Replicator dynamics

The replicator dynamic algorithm implemented in Nashpy is based on the one described in [Fudenberg1998].

Strategies are assigned amongst the popoulation. Individuals randomly encounter other individuals and play their assigned strategy.

As the game continues, the proportion of the population playing each strategy increases or decreases depending on whether the payoff of the strategy is higher or lower respectively than the mean payoff of the population.

The row player represents a given individual and the column player is the population.

Given a matrix \(A\in\mathbb{R}^{m\times n}\) that corresponds to the utilities of the row player, we have:

\[f = Ax\]

Where \(f\in\mathbb{R}^{m\times 1}\) corresponds to the fitness of each strategy and \(x\in\mathbb{R}^{m\times 1}\) corresponds to the population size of each strategy

Equivalently, where \(\phi\) equals the average fitness of the population, we have:

\[\phi = fx\]

In matrix formation we can calculate the rate of change of the strategies:

\[\frac{dx}{dt}_i = x_i(f_i - \phi)\text{ for all }i\]

Discussion

Stability is acheived in replicator dynamics when \(\frac{dx}{dt} = 0\). Every stable steady state is a Nash equilibria, and every Nash equilibria is a steady state in replicator dynamics.

A steady state is when the population shares of all strategies are constant.

Steady states are reached when either:

  • An entire population plays the same strategy

  • A population plays a mixture of the strategies (such that there is indifference between the fitness)

It is possible that the game does not converge to a steady state. See below an example of a game of Rock, Paper, Scissors that does not converge:

>>> import numpy as np
>>> import nashpy as nash
>>> import matplotlib.pyplot as plt
>>> A = np.array([[0, -1, 1], [1, 0, -1], [-1, 1, 0]])

◆ Extracted material:
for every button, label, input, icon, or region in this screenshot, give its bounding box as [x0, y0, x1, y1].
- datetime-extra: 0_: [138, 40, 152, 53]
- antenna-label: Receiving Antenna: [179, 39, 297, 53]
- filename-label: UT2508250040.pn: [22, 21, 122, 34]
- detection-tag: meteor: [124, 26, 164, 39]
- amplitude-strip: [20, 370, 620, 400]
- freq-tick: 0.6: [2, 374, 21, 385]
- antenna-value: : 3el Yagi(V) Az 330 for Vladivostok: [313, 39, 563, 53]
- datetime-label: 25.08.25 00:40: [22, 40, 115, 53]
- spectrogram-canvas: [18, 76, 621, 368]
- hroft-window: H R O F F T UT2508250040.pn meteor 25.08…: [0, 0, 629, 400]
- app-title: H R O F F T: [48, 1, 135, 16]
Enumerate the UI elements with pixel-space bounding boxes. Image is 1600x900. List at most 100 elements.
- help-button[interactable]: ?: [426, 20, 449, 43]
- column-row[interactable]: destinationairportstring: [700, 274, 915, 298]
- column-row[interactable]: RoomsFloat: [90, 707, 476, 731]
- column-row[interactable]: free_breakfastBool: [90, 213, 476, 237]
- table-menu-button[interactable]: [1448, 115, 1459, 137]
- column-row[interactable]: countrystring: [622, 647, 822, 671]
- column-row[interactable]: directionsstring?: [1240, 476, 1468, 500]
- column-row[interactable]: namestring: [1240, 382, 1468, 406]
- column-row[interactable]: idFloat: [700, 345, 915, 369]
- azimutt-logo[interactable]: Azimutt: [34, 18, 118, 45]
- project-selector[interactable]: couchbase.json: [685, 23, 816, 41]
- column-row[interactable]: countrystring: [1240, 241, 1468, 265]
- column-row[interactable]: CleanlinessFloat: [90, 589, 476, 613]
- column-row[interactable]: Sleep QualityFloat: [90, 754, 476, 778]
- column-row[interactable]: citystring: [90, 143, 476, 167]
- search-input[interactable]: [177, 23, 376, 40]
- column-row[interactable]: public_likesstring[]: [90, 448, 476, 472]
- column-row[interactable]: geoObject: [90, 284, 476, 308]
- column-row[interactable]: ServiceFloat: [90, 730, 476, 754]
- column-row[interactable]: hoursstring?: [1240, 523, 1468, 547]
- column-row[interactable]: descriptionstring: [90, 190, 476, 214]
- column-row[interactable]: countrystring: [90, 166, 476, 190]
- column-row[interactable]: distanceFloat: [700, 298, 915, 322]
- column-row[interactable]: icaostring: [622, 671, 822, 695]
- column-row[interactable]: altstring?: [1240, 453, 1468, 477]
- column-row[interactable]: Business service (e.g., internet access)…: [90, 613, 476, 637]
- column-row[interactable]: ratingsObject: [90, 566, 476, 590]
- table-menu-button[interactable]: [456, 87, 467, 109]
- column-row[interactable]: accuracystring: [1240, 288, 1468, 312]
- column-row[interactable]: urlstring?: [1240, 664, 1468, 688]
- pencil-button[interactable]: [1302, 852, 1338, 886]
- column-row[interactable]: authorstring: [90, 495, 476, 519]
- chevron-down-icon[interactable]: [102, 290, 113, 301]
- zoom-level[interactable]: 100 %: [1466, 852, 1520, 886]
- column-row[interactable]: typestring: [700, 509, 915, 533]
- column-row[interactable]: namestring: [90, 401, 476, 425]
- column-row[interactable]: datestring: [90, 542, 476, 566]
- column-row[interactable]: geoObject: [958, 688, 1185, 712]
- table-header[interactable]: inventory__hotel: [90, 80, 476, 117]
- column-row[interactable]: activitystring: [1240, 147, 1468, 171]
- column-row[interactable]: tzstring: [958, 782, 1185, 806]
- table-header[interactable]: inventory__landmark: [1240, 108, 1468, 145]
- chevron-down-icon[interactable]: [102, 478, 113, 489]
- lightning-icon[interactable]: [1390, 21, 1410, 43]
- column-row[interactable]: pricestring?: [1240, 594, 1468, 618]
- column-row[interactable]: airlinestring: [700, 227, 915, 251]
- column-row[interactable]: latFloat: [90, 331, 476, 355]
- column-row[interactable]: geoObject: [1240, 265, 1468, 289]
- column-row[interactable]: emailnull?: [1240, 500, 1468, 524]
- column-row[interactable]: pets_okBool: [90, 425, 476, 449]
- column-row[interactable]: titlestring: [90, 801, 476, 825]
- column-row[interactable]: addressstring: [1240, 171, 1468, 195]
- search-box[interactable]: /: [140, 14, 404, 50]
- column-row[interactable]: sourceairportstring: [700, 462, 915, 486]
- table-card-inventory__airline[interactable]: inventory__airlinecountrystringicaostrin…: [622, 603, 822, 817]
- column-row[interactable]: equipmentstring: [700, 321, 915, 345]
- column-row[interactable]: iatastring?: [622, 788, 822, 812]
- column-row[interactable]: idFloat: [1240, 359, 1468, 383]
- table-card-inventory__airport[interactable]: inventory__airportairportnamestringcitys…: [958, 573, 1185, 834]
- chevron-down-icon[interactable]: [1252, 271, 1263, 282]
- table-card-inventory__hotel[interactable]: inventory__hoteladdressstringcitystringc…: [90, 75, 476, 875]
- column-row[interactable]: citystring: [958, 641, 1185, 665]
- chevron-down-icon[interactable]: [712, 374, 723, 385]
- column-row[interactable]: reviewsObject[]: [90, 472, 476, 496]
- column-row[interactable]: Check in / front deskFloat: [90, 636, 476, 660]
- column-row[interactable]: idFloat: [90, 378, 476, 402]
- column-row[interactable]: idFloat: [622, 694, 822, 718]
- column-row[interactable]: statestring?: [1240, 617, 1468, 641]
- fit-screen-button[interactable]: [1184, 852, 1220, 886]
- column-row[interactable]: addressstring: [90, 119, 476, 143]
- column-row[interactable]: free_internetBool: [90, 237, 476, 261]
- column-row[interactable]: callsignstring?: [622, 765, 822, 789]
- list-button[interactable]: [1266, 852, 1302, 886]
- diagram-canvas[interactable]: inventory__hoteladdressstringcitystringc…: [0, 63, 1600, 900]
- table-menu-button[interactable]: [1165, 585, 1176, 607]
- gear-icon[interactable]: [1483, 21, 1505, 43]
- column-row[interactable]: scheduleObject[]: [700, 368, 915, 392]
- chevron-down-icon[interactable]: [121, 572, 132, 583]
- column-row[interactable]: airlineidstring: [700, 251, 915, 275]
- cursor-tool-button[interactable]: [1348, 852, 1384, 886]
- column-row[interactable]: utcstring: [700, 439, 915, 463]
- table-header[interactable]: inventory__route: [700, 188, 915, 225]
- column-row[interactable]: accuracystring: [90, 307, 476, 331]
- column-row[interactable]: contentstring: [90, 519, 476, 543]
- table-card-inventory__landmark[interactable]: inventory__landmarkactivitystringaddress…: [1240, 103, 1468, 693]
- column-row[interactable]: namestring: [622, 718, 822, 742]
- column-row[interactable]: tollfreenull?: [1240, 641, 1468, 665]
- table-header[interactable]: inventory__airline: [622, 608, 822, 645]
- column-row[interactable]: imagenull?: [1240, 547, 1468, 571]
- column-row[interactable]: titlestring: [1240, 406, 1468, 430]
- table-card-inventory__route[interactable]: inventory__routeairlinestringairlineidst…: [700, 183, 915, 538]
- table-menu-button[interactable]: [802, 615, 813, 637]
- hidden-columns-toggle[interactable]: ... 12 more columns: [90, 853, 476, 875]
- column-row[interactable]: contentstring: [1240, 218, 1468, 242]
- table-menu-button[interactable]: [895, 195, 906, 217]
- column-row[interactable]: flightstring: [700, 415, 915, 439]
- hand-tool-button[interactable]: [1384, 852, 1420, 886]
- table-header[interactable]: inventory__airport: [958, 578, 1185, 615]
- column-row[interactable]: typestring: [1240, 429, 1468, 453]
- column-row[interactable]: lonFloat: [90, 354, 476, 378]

◆ What you need to do:
1. Using the replicator dynamics text, decide whether each statement agrees with it, answering yes or no and quoting the deciding words: (a) The column player represents a given individual. (b) A steady state is when the population shares of all strategies are constant. (c) The game always converges to a steady state.
2. In one to three sentences, explain what the replicator dynamics text says determines whether the proportion of the population playing a strategy increases or decreases as the game continues.
3. According to the replicator dynamics text, what does f correspond to?
The listing is separate material and is not part of the replicator dynamics text.

◆ Outputs:
1.
(a) No: "The row player represents a given individual and the column player is the population."
(b) Yes: "A steady state is when the population shares of all strategies are constant."
(c) No: "It is possible that the game does not converge to a steady state."

2. The change depends on how the strategy's payoff compares with the mean payoff of the population. The proportion increases if the strategy's payoff is higher than that mean and decreases if it is lower.

3. It corresponds to the fitness of each strategy.